**GOAL OF THE EXERCISE:**
Spot every line with the word "queries" and return it.

--- Start DATA IN THIS EXERCISE ---

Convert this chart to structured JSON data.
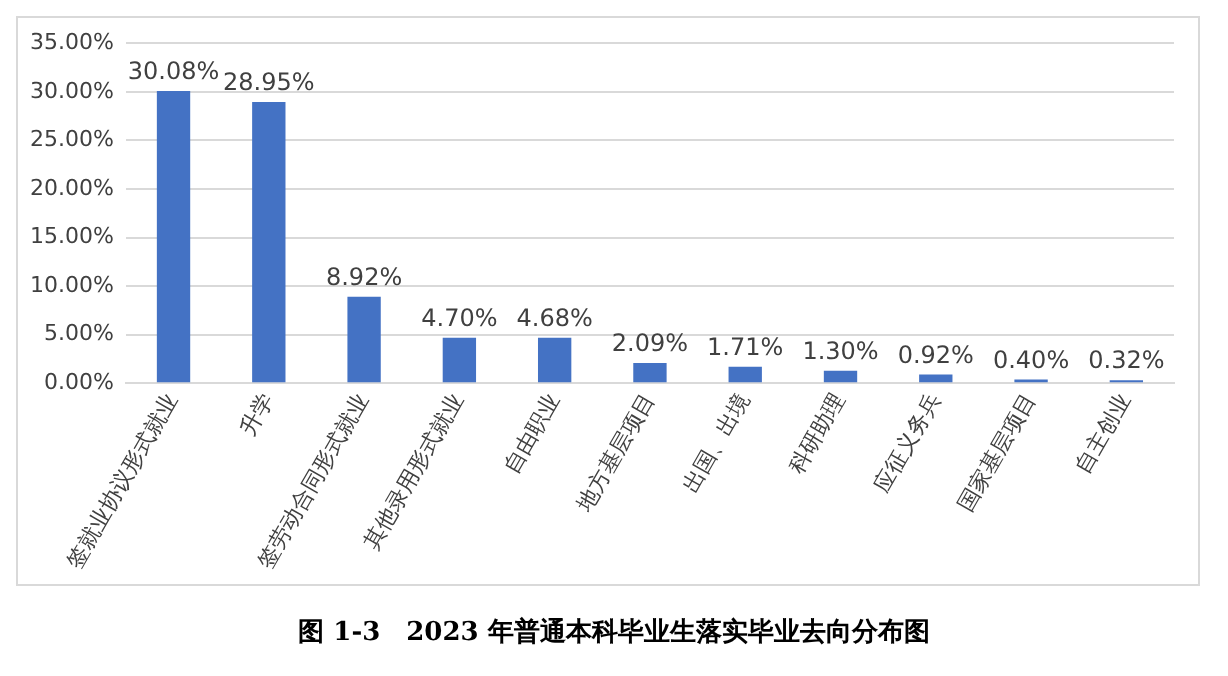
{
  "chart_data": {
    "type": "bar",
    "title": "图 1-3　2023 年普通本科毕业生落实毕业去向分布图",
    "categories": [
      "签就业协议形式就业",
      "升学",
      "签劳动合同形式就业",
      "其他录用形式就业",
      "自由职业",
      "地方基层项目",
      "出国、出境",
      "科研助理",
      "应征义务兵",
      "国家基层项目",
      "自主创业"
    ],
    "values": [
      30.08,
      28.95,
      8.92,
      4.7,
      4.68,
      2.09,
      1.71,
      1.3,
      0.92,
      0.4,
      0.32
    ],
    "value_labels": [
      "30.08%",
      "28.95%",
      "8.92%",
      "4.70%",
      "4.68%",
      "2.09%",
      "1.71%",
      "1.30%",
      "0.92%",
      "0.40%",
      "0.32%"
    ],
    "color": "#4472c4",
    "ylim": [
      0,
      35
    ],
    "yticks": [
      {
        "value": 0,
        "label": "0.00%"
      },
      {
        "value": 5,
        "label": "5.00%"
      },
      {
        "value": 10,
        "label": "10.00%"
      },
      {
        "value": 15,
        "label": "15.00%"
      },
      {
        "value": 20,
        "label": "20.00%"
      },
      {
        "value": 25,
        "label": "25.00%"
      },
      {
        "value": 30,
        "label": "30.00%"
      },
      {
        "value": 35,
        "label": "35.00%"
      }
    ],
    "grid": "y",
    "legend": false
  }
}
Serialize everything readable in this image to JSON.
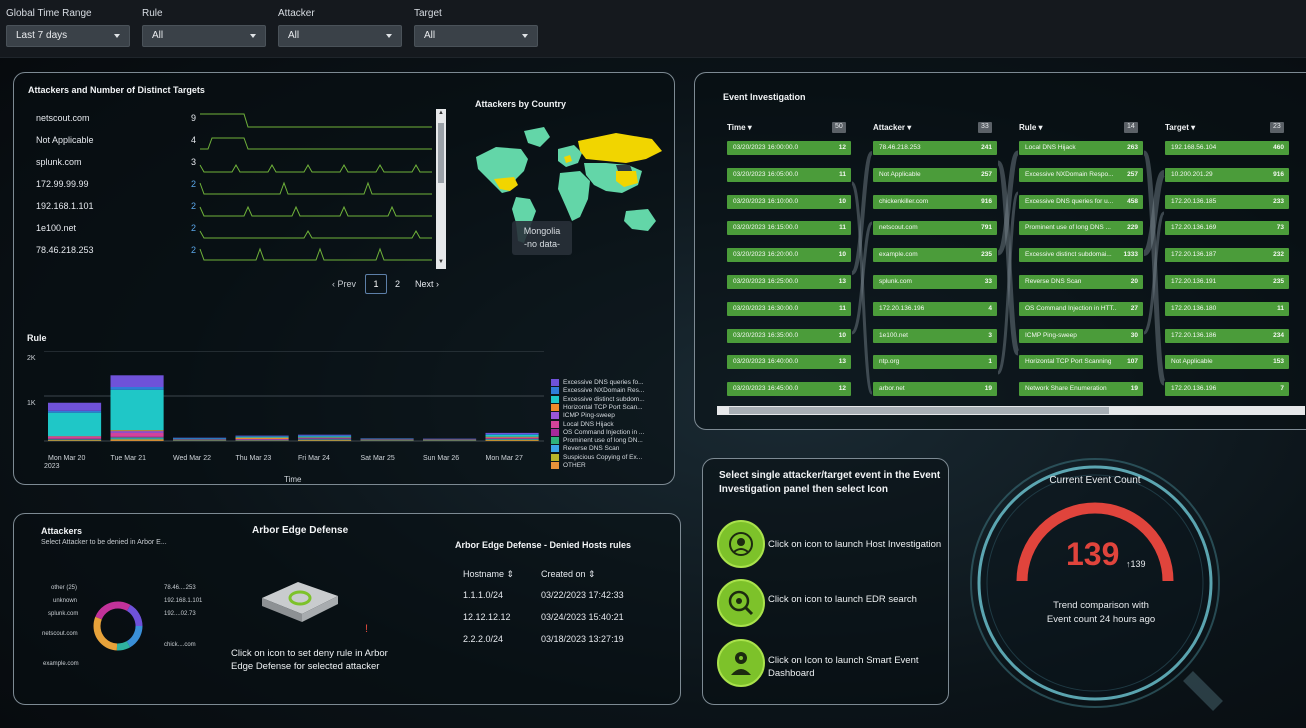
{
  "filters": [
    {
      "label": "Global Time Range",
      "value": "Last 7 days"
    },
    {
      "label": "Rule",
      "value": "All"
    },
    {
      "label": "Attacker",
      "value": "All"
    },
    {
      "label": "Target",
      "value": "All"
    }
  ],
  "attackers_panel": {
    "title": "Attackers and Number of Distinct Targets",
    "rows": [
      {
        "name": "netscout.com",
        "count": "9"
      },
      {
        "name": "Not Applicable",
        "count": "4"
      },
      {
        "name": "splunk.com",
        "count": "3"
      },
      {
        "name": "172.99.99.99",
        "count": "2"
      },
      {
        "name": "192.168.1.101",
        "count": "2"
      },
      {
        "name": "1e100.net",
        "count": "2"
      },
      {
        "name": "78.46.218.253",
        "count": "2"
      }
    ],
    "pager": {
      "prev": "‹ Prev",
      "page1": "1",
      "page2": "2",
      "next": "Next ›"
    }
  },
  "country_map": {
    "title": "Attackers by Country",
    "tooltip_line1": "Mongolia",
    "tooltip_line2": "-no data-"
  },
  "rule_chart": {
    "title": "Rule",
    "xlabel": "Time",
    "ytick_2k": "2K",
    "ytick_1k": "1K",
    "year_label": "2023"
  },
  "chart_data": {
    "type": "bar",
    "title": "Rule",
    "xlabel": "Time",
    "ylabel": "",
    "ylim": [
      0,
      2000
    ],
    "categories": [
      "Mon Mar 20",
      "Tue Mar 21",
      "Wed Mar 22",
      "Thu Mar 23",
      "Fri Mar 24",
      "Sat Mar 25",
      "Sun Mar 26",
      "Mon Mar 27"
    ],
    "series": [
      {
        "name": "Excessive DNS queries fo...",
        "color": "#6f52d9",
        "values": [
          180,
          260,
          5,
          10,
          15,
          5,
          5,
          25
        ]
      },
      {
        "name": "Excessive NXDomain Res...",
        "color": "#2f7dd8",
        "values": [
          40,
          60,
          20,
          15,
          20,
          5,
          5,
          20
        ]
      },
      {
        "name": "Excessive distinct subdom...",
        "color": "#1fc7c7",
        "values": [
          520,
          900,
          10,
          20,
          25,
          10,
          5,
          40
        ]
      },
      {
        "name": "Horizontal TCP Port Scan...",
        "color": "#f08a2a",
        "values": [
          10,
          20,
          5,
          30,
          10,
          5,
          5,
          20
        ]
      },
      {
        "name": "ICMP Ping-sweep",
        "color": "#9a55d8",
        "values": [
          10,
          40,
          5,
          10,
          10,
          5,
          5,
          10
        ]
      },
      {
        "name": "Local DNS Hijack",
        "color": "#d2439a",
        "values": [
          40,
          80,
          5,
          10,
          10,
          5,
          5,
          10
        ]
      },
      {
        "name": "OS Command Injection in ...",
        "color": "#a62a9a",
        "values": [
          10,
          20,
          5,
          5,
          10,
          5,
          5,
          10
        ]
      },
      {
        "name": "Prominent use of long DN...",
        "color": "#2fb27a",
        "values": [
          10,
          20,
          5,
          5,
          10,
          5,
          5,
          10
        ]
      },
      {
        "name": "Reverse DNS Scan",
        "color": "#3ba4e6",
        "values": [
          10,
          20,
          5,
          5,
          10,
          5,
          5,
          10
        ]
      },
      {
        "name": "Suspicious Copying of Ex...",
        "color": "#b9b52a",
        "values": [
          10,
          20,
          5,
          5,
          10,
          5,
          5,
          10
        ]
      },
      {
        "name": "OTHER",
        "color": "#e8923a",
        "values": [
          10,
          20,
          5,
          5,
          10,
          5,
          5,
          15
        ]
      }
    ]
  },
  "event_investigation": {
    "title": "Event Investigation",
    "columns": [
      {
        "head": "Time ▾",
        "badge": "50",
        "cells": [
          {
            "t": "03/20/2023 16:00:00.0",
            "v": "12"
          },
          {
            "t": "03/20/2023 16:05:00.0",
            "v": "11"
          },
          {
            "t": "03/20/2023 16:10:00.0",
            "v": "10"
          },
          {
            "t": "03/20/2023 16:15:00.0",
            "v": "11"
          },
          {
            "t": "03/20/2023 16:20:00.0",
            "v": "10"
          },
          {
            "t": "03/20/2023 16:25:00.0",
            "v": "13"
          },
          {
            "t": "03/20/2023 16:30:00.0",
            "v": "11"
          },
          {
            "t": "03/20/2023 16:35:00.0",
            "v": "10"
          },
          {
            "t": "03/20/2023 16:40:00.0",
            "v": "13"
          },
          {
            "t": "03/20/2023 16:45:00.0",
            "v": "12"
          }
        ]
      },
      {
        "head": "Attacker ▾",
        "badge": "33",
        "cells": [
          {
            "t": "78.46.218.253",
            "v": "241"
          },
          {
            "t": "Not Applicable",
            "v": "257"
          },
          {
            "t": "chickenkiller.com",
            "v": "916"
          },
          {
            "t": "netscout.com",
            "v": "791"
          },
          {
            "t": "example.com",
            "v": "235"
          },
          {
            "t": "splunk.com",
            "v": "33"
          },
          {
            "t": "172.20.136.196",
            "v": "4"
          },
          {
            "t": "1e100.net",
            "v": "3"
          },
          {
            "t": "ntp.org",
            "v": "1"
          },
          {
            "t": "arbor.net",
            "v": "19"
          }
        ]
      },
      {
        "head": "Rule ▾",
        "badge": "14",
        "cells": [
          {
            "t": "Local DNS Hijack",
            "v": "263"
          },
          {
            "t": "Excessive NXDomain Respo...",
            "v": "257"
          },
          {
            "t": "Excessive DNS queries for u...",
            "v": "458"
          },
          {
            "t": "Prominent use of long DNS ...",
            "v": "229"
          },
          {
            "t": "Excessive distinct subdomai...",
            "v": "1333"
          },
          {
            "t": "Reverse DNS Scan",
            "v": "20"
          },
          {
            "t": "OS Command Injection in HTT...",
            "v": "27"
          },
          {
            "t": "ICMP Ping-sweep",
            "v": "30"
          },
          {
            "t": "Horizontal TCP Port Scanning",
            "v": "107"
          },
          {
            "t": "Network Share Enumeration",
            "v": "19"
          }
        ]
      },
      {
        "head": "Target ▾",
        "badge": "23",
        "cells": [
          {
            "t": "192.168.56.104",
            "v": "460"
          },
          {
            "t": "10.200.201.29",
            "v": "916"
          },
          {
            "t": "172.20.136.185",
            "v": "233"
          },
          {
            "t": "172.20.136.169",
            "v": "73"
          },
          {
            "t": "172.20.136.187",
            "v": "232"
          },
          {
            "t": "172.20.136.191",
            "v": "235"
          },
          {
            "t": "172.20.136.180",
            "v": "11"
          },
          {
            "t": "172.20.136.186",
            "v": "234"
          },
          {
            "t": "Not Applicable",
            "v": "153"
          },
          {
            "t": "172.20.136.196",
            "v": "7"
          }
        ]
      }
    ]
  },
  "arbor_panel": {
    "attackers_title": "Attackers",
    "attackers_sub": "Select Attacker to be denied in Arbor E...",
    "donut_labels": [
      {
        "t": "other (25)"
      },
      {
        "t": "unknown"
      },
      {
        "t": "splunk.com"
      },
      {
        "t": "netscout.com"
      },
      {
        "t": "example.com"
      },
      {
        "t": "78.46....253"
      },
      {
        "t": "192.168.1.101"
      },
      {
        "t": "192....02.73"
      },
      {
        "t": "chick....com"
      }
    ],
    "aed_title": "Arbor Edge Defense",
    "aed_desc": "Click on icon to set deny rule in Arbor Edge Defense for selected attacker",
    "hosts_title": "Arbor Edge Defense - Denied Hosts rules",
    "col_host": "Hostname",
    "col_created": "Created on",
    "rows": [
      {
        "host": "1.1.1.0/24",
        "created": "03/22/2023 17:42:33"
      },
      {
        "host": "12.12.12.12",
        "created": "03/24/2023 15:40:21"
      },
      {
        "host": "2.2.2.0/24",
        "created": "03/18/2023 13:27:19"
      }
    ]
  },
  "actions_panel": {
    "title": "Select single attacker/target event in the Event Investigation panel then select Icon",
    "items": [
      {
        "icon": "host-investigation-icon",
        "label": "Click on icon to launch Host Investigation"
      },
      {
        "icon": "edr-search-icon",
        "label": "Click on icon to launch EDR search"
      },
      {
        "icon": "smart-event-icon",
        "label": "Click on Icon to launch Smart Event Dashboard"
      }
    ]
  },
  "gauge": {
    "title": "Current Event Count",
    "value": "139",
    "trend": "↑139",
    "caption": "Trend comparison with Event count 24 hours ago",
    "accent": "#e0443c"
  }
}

--- End DATA IN THIS EXERCISE ---
--- Start DATA IN THIS EXERCISE ---

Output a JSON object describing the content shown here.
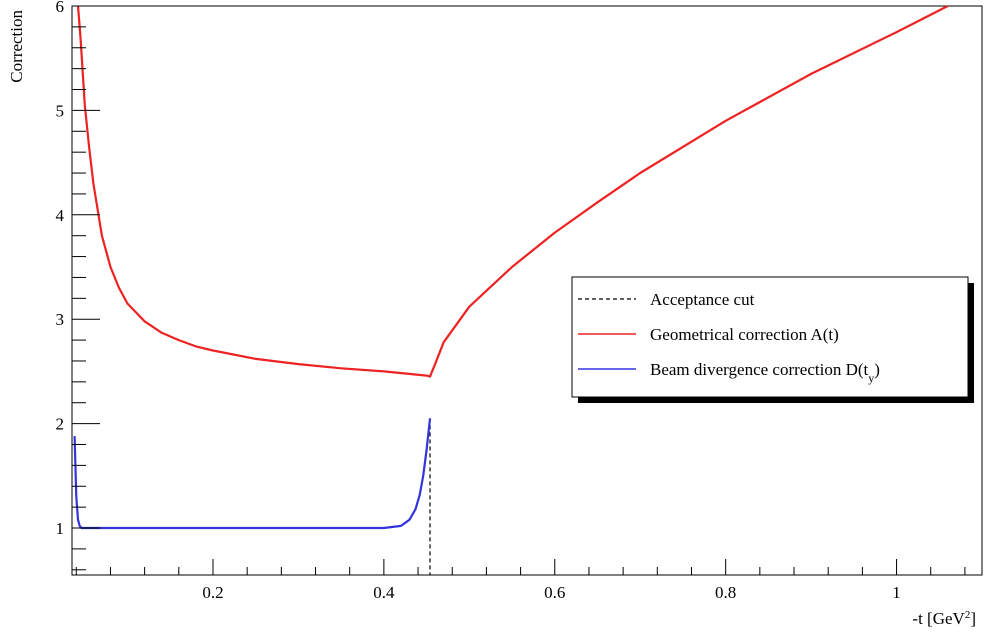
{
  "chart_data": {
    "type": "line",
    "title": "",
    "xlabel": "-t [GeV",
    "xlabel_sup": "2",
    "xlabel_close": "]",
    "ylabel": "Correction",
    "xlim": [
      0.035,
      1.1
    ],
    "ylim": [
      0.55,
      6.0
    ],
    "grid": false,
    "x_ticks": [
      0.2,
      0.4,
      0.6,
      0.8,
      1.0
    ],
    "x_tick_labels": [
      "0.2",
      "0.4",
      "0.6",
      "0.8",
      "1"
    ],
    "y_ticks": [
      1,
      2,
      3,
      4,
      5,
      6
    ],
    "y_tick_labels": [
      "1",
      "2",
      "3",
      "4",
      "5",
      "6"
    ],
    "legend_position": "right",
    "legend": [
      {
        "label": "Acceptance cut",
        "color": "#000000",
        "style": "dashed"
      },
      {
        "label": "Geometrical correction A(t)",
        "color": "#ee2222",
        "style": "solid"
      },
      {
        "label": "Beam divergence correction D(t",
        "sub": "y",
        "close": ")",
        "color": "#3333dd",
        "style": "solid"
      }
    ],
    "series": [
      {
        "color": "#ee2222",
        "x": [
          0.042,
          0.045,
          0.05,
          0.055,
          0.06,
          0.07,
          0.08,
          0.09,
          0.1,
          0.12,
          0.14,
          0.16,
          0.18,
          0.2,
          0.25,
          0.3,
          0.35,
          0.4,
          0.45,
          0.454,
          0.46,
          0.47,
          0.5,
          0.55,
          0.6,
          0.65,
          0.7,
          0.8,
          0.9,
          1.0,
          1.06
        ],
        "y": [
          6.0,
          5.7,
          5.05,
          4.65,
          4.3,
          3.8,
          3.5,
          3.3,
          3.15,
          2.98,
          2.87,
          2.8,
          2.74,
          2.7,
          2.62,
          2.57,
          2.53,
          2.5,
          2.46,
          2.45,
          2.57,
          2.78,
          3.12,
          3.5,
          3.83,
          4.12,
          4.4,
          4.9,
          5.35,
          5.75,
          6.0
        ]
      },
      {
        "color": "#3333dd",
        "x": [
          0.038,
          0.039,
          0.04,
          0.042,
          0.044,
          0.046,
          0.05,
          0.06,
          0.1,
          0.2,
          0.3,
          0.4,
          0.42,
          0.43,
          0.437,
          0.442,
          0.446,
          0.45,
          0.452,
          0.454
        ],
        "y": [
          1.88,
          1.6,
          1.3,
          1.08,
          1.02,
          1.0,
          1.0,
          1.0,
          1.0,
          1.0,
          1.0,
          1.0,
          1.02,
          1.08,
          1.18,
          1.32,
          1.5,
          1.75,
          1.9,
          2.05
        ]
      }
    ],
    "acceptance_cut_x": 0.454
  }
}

--- End DATA IN THIS EXERCISE ---

**ANSWER BELOW:**
        "name": "Excessive DNS queries fo...",
            "t": "Excessive DNS queries for u...",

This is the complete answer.